> [Records for processing]:
## Start

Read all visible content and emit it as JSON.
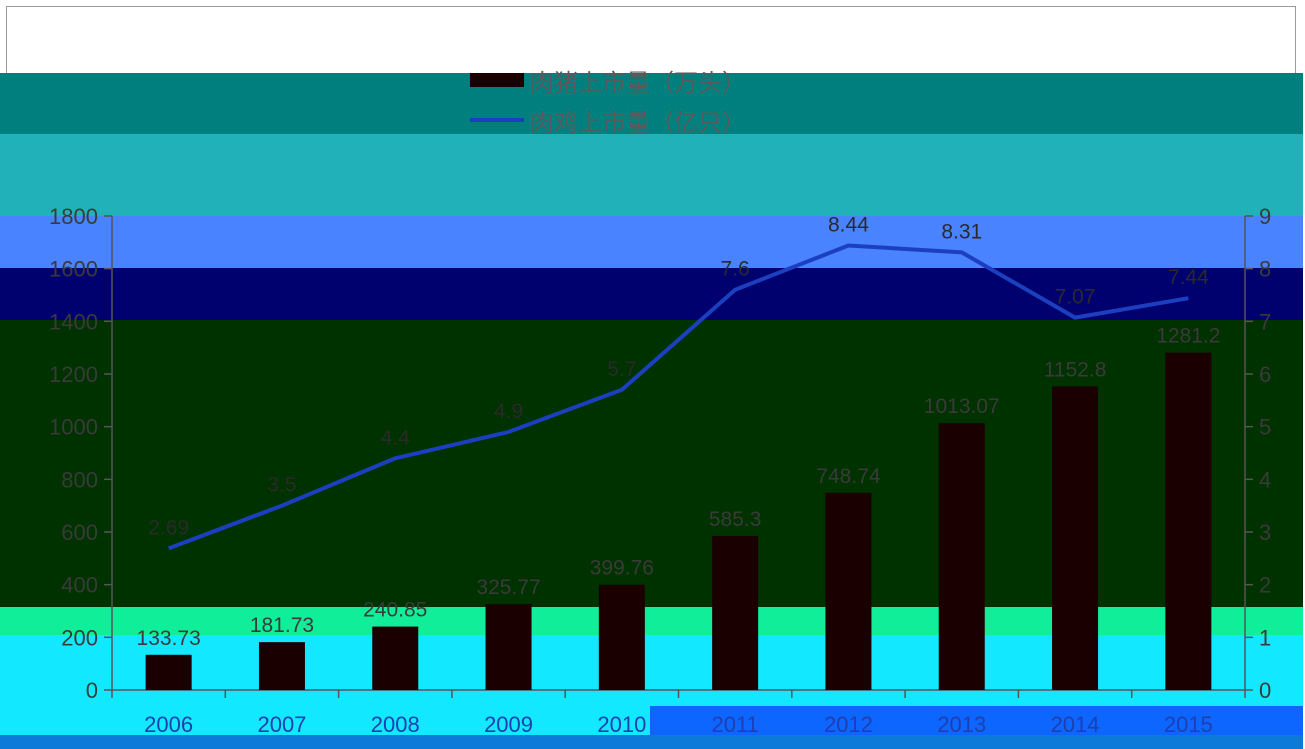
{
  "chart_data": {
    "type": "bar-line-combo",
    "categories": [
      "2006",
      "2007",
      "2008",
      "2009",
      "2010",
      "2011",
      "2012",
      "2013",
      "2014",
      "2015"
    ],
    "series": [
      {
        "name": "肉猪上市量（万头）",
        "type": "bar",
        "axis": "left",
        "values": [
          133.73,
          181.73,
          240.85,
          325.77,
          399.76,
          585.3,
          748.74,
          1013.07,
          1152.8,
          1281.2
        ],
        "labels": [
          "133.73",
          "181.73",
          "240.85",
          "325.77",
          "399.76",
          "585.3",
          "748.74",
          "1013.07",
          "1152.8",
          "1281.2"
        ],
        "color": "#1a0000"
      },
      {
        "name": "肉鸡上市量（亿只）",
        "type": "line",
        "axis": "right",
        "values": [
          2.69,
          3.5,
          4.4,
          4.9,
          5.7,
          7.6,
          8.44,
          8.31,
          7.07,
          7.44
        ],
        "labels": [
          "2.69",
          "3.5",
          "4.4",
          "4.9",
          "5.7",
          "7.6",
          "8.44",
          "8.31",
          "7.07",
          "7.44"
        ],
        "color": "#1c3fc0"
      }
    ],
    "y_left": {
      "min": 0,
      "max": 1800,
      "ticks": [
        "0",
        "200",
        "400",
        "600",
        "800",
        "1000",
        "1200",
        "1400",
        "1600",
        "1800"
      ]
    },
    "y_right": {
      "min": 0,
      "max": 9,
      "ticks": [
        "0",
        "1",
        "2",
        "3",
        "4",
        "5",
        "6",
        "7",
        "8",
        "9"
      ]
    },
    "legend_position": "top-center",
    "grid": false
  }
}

## End

> [The exercise]: Except for the pictures, give all the material above again verbatim.

> [Final result]:
Read all visible content and emit it as JSON.
{
  "chart_data": {
    "type": "bar-line-combo",
    "categories": [
      "2006",
      "2007",
      "2008",
      "2009",
      "2010",
      "2011",
      "2012",
      "2013",
      "2014",
      "2015"
    ],
    "series": [
      {
        "name": "肉猪上市量（万头）",
        "type": "bar",
        "axis": "left",
        "values": [
          133.73,
          181.73,
          240.85,
          325.77,
          399.76,
          585.3,
          748.74,
          1013.07,
          1152.8,
          1281.2
        ],
        "labels": [
          "133.73",
          "181.73",
          "240.85",
          "325.77",
          "399.76",
          "585.3",
          "748.74",
          "1013.07",
          "1152.8",
          "1281.2"
        ],
        "color": "#1a0000"
      },
      {
        "name": "肉鸡上市量（亿只）",
        "type": "line",
        "axis": "right",
        "values": [
          2.69,
          3.5,
          4.4,
          4.9,
          5.7,
          7.6,
          8.44,
          8.31,
          7.07,
          7.44
        ],
        "labels": [
          "2.69",
          "3.5",
          "4.4",
          "4.9",
          "5.7",
          "7.6",
          "8.44",
          "8.31",
          "7.07",
          "7.44"
        ],
        "color": "#1c3fc0"
      }
    ],
    "y_left": {
      "min": 0,
      "max": 1800,
      "ticks": [
        "0",
        "200",
        "400",
        "600",
        "800",
        "1000",
        "1200",
        "1400",
        "1600",
        "1800"
      ]
    },
    "y_right": {
      "min": 0,
      "max": 9,
      "ticks": [
        "0",
        "1",
        "2",
        "3",
        "4",
        "5",
        "6",
        "7",
        "8",
        "9"
      ]
    },
    "legend_position": "top-center",
    "grid": false
  }
}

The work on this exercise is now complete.